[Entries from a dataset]
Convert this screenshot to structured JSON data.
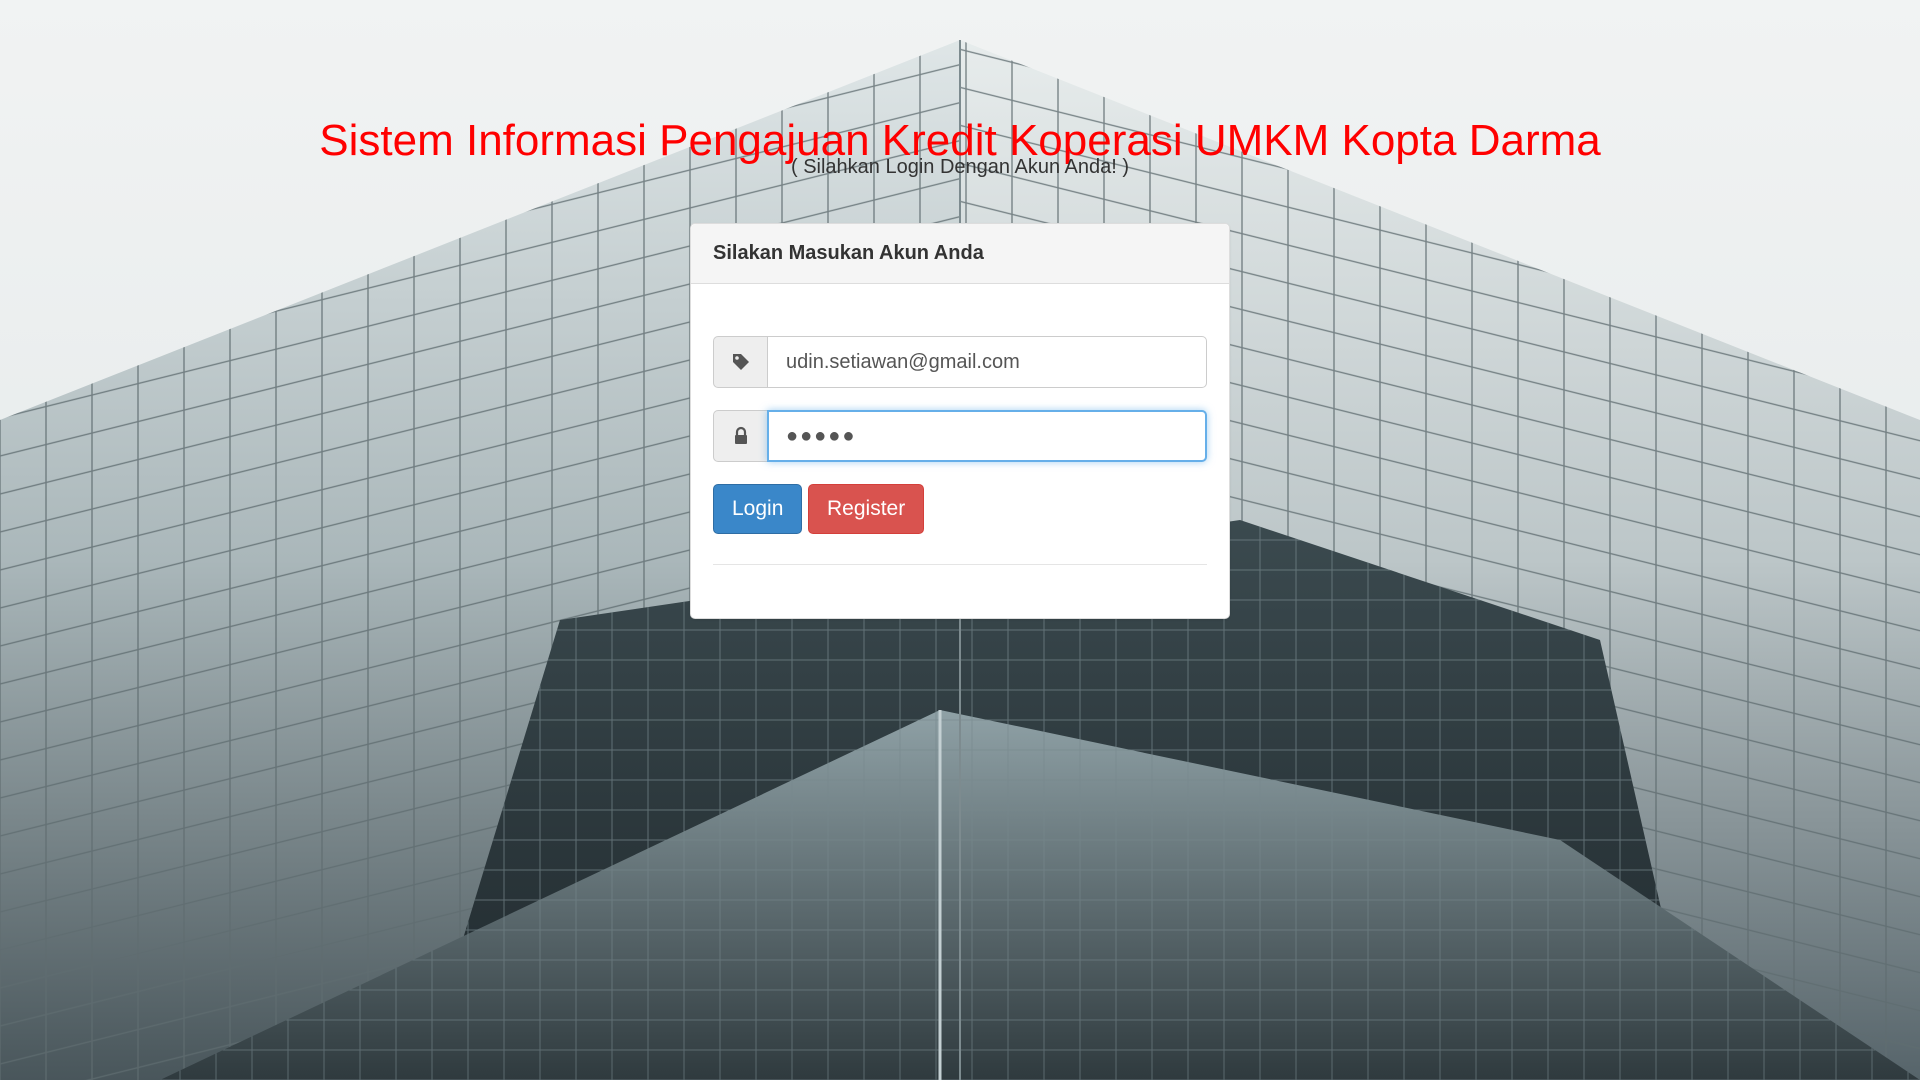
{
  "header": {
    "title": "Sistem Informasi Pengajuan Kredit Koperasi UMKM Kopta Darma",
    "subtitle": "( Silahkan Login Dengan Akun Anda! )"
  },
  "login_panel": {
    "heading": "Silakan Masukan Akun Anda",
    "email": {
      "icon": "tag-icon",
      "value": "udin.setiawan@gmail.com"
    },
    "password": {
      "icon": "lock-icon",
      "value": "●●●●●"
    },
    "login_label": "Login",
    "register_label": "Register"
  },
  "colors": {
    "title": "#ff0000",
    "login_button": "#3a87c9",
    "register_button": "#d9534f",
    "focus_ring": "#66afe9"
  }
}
---
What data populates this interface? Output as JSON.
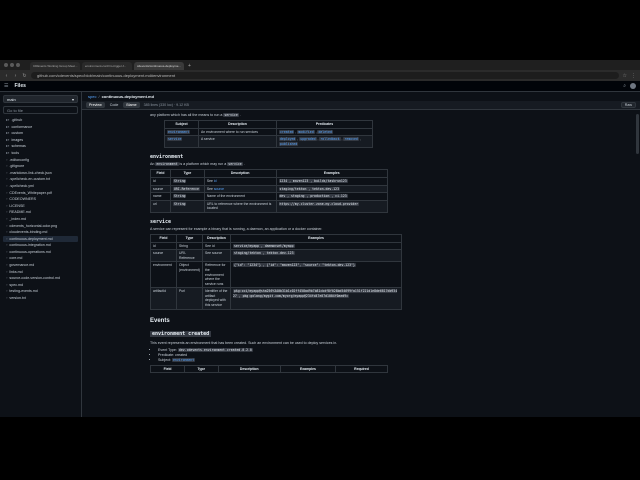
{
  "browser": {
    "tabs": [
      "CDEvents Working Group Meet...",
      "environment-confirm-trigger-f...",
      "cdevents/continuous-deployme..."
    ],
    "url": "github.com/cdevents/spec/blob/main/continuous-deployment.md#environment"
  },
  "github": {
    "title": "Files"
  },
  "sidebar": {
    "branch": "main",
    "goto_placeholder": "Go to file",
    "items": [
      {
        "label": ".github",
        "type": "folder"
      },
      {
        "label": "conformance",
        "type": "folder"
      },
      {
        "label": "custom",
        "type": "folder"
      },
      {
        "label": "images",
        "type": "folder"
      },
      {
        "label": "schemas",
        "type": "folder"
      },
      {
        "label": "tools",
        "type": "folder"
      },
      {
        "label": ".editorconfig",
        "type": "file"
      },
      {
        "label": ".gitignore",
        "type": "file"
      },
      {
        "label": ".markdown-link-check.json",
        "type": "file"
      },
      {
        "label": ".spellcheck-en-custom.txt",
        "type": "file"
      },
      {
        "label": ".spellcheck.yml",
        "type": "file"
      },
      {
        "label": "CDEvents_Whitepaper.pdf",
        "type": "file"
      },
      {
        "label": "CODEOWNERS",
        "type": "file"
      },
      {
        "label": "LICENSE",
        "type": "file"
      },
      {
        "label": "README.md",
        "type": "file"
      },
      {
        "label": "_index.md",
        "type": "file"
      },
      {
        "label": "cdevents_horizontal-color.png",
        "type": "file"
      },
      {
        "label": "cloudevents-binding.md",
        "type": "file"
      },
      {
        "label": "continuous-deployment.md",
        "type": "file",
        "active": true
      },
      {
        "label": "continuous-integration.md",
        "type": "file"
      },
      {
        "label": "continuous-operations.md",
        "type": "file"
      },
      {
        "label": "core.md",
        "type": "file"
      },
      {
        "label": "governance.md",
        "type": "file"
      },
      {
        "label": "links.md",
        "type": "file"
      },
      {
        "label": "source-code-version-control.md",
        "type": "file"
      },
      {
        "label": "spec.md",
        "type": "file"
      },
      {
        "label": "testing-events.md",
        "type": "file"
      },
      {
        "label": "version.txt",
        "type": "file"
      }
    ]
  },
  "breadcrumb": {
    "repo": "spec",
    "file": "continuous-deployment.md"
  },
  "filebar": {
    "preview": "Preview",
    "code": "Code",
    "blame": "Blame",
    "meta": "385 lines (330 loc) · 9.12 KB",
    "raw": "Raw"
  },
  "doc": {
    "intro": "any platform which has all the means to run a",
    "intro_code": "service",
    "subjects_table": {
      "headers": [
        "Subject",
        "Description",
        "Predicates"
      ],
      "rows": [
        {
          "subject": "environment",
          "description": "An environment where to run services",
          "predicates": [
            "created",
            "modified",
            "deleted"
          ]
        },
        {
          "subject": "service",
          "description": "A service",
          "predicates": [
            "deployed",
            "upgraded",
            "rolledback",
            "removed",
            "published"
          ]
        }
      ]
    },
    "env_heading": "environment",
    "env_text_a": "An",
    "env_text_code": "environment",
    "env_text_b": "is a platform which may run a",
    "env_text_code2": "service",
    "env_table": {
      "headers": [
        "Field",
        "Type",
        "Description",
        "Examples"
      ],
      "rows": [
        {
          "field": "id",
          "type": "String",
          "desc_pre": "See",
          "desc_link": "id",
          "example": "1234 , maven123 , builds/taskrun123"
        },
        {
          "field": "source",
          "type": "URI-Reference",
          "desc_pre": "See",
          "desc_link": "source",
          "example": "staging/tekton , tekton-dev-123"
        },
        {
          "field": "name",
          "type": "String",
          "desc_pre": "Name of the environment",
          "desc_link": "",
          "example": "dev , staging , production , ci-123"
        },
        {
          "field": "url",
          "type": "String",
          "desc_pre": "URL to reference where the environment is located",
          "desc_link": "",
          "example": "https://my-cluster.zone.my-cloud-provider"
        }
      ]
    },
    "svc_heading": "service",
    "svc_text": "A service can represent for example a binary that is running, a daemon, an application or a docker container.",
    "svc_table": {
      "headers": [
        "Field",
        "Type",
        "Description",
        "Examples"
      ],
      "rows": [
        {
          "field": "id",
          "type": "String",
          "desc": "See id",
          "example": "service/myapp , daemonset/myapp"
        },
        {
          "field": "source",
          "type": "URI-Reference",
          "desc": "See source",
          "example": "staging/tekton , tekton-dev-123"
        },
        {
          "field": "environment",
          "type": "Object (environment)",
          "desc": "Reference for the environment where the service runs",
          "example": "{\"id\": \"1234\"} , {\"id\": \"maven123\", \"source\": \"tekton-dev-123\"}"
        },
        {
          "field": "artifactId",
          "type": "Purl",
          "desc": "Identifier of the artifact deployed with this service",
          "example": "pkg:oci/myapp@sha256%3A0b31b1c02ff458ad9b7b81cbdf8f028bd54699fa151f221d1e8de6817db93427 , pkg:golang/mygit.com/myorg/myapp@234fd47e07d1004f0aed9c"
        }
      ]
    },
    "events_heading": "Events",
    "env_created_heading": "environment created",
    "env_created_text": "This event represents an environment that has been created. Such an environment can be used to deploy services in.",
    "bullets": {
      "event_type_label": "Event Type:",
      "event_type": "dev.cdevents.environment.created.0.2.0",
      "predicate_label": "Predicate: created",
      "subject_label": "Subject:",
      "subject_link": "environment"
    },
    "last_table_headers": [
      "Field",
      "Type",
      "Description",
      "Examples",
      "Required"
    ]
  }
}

AIM OF THE TASK
List the lines of the material in which the word "services" occurs.

RESULT OF THE EXERCISE
          "description": "An environment where to run services",
    "env_created_text": "This event represents an environment that has been created. Such an environment can be used to deploy services in.",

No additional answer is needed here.